• Exercise task:
Locate the string "zhaopin" in the listing below. Copy every line where it is found.

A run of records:

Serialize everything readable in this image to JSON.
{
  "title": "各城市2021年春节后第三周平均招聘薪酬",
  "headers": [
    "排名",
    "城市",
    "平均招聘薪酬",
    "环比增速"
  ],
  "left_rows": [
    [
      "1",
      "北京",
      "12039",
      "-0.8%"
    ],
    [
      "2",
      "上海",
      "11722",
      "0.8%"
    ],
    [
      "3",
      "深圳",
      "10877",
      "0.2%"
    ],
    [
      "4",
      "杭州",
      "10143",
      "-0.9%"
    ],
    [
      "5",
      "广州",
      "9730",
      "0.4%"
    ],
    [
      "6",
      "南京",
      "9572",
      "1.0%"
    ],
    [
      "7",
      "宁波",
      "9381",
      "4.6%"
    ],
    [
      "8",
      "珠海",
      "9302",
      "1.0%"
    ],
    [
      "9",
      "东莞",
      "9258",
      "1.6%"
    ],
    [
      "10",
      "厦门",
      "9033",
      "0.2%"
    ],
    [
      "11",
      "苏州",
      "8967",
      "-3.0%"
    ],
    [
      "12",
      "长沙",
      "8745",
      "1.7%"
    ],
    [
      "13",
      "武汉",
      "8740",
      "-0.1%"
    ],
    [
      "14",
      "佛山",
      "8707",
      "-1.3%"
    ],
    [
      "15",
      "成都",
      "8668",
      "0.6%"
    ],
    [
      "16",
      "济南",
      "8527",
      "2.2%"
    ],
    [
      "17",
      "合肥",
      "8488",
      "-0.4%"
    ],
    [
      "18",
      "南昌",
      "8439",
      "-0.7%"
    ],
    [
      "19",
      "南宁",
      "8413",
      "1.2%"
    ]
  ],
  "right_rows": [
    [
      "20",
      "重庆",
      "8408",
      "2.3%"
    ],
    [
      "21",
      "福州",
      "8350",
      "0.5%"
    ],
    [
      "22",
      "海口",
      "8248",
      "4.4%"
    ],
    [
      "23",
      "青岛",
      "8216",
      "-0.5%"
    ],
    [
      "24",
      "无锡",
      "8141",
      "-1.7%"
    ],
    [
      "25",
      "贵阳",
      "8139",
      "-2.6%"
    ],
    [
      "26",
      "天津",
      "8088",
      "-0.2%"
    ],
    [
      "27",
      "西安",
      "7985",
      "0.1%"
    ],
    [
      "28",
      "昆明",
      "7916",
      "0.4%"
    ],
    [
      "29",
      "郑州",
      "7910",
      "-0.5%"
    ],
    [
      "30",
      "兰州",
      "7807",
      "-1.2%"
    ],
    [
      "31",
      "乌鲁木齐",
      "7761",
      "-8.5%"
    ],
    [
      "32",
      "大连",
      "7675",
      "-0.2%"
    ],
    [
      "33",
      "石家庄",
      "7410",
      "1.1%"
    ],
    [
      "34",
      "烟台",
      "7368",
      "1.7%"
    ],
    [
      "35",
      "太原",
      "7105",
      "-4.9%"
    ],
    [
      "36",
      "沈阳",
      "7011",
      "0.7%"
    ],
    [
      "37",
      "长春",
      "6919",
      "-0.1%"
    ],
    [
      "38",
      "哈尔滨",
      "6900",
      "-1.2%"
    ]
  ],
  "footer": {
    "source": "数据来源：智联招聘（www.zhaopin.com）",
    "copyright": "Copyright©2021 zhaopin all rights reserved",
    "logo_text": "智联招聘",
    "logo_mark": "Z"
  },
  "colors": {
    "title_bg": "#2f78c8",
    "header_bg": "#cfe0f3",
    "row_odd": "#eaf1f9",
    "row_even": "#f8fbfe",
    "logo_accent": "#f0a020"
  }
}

• Exercise response:
    "source": "数据来源：智联招聘（www.zhaopin.com）",
    "copyright": "Copyright©2021 zhaopin all rights reserved",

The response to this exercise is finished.